Exercise data:
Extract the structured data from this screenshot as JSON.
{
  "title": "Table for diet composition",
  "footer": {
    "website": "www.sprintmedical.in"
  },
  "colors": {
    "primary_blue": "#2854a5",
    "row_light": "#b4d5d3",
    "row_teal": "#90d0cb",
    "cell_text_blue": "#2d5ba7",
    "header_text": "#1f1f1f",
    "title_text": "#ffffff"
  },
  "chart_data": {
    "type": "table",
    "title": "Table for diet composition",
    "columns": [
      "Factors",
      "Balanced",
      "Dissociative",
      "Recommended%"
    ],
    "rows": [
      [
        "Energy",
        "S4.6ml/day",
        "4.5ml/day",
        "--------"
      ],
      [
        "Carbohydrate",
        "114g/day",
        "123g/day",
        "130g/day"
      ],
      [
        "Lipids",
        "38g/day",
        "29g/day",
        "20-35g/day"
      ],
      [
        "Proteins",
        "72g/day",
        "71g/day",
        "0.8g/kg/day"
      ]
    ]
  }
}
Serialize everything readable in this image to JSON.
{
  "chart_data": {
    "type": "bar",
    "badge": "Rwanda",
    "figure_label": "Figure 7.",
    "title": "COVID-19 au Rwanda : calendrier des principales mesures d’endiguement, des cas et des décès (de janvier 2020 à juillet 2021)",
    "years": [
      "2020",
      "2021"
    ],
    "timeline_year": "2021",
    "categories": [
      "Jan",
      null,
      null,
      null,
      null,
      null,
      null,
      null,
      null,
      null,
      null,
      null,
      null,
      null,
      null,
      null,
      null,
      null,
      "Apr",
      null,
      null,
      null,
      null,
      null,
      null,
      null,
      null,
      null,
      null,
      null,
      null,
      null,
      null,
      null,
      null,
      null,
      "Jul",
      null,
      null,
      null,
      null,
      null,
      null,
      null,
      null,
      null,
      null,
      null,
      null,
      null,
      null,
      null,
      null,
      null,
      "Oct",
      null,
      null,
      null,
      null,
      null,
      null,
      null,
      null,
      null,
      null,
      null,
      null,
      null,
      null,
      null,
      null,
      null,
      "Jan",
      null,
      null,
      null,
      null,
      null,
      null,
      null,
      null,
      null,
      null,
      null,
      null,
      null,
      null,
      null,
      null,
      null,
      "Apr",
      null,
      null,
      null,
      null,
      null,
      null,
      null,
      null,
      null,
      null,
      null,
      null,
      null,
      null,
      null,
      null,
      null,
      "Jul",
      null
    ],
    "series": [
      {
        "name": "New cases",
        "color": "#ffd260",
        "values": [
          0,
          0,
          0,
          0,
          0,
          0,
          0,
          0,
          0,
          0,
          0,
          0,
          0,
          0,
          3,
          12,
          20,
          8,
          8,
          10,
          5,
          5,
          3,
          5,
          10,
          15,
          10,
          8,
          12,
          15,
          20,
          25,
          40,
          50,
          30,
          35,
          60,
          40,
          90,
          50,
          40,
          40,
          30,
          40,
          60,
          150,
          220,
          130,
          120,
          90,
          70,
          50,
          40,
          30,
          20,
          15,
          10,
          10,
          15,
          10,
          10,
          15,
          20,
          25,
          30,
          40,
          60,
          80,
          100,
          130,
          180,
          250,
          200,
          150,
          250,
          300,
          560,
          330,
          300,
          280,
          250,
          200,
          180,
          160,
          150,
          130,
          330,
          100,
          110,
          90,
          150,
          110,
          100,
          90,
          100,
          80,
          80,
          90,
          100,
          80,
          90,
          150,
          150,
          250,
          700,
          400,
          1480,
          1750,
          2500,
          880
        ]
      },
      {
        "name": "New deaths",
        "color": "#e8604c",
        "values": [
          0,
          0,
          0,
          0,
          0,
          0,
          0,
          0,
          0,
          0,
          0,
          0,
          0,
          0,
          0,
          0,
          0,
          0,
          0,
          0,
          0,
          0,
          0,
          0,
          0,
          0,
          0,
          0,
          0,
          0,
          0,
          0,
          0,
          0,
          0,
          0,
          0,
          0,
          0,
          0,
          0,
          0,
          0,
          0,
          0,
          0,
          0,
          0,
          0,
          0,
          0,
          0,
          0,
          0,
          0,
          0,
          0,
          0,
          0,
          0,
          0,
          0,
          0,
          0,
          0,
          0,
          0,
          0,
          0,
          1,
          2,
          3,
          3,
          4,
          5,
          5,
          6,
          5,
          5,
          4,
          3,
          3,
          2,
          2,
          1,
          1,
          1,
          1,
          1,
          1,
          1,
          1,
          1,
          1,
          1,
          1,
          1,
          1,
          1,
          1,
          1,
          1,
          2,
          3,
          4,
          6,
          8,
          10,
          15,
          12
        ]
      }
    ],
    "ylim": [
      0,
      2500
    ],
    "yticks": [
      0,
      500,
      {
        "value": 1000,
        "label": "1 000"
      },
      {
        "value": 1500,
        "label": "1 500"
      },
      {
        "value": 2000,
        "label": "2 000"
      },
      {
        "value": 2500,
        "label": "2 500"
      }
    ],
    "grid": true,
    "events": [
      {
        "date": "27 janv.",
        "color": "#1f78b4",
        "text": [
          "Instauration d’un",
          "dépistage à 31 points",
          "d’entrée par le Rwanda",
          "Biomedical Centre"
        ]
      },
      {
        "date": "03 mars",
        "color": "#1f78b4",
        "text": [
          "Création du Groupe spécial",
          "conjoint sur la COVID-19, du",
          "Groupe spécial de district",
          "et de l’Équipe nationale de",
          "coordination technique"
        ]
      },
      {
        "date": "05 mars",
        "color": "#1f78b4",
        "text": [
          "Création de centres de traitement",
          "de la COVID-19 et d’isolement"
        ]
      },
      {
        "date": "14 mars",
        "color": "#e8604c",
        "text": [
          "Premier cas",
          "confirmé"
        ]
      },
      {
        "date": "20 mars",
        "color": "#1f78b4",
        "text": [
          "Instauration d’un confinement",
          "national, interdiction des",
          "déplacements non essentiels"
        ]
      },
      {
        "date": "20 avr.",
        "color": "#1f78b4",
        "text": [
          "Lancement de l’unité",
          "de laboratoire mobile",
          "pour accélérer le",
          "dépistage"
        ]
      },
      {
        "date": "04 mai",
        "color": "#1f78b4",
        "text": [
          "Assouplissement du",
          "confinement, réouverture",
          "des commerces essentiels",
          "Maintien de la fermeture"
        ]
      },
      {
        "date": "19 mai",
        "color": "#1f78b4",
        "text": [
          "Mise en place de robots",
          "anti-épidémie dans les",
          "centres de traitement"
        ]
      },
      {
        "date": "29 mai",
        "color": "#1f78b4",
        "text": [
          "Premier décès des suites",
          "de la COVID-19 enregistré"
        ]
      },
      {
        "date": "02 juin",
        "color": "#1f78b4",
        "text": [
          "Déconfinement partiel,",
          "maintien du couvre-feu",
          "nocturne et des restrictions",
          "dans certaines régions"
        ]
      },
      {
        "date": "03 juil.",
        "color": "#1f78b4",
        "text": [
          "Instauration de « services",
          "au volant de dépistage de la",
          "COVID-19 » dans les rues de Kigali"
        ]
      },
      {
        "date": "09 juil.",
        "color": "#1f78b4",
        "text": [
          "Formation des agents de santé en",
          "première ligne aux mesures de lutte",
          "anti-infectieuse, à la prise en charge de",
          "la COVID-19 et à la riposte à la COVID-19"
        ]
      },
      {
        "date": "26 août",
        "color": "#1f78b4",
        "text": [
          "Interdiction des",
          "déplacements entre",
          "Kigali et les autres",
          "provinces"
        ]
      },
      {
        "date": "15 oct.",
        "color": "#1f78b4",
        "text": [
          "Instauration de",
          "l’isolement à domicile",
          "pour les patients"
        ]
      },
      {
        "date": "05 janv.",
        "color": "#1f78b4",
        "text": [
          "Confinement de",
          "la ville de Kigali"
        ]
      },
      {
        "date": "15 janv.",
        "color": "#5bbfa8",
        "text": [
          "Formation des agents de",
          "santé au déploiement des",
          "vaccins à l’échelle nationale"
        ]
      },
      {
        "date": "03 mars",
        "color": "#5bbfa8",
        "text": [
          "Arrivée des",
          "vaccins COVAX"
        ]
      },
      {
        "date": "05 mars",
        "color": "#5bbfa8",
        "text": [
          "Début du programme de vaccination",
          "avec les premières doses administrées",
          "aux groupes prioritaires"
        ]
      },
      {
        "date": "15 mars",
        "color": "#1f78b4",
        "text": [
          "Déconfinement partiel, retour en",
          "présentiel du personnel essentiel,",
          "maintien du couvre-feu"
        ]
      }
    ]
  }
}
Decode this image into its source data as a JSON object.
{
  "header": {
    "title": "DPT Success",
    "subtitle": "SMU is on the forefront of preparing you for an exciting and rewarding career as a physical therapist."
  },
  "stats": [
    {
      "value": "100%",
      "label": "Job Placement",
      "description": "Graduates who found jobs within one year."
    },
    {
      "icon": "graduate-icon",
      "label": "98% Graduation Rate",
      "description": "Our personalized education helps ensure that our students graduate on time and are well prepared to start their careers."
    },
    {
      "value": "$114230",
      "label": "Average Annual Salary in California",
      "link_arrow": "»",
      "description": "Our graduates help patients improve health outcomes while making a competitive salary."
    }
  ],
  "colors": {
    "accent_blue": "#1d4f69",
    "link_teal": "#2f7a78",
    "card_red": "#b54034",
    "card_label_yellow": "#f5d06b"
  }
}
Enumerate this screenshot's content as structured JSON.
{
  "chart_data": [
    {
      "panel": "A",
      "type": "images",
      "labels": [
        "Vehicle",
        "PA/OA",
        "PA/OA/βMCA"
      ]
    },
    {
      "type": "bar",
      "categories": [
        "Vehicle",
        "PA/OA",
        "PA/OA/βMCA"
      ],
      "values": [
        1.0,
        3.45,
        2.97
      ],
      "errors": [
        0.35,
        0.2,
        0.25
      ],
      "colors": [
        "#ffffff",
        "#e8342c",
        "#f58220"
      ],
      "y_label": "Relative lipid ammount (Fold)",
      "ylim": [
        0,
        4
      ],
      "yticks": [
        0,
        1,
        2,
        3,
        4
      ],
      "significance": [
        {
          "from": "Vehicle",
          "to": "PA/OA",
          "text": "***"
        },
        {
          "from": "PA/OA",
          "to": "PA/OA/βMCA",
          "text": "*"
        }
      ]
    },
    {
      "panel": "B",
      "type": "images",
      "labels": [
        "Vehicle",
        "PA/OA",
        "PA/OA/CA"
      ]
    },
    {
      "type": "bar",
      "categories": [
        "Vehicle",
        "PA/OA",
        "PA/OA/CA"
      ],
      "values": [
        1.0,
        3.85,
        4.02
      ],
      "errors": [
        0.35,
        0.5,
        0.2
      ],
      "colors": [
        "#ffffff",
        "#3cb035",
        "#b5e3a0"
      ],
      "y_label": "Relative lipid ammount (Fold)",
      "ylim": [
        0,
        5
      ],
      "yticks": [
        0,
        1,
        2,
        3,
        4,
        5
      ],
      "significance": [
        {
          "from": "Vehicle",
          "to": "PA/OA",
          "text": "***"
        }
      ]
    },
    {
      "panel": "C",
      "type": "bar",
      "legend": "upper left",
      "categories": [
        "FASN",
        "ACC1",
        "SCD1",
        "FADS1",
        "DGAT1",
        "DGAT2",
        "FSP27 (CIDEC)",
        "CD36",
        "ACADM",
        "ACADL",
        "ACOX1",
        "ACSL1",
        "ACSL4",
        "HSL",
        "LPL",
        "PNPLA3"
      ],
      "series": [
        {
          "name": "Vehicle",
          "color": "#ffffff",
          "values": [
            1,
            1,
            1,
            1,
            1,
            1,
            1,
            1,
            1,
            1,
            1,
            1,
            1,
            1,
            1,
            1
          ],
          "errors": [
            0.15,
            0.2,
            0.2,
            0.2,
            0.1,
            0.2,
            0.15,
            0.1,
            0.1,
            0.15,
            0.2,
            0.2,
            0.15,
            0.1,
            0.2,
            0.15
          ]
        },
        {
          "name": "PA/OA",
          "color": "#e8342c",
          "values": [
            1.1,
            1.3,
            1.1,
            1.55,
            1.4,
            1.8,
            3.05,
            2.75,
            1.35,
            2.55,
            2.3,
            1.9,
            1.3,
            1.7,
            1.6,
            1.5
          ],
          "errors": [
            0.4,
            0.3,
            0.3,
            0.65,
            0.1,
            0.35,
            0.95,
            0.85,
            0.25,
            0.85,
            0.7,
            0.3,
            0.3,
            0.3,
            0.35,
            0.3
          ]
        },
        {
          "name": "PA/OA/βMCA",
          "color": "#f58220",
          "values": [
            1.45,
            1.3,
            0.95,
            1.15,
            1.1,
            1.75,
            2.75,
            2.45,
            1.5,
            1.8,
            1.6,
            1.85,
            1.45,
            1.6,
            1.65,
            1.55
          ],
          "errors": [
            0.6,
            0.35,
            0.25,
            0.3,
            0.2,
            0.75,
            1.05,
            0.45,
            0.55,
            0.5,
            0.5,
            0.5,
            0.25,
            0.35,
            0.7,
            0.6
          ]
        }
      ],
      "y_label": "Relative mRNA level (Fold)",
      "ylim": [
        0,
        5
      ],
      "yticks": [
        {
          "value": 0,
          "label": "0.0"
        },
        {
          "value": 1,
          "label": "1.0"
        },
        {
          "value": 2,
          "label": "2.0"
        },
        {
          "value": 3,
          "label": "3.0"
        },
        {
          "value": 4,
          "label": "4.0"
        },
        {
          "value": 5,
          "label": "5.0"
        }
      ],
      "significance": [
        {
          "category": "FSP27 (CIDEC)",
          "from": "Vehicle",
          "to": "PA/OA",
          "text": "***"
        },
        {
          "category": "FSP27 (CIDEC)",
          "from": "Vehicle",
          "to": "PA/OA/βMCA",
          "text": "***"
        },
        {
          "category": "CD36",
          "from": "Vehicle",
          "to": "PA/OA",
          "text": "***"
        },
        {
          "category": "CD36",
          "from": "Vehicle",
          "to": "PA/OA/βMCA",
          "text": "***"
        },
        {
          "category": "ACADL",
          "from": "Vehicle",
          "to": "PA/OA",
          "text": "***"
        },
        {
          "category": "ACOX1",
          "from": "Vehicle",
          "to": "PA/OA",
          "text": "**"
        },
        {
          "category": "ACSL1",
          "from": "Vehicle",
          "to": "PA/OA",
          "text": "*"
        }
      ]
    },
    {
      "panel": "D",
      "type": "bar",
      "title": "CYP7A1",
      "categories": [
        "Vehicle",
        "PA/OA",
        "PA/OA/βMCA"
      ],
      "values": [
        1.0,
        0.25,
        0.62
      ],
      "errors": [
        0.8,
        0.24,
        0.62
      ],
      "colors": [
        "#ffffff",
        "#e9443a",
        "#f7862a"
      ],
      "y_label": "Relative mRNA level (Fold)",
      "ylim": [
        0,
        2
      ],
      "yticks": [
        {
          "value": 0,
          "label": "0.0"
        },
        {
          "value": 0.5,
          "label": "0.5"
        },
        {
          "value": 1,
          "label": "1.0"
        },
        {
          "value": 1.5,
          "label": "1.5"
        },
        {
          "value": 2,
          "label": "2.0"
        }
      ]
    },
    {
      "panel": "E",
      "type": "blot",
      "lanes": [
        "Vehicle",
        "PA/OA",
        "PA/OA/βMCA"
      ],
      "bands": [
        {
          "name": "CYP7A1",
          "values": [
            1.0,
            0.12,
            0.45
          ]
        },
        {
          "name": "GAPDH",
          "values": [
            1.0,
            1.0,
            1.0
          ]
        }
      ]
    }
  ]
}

Brief: Count every line above that holds the word "Déconfinement", and state the number and nothing more.

Task answer: 2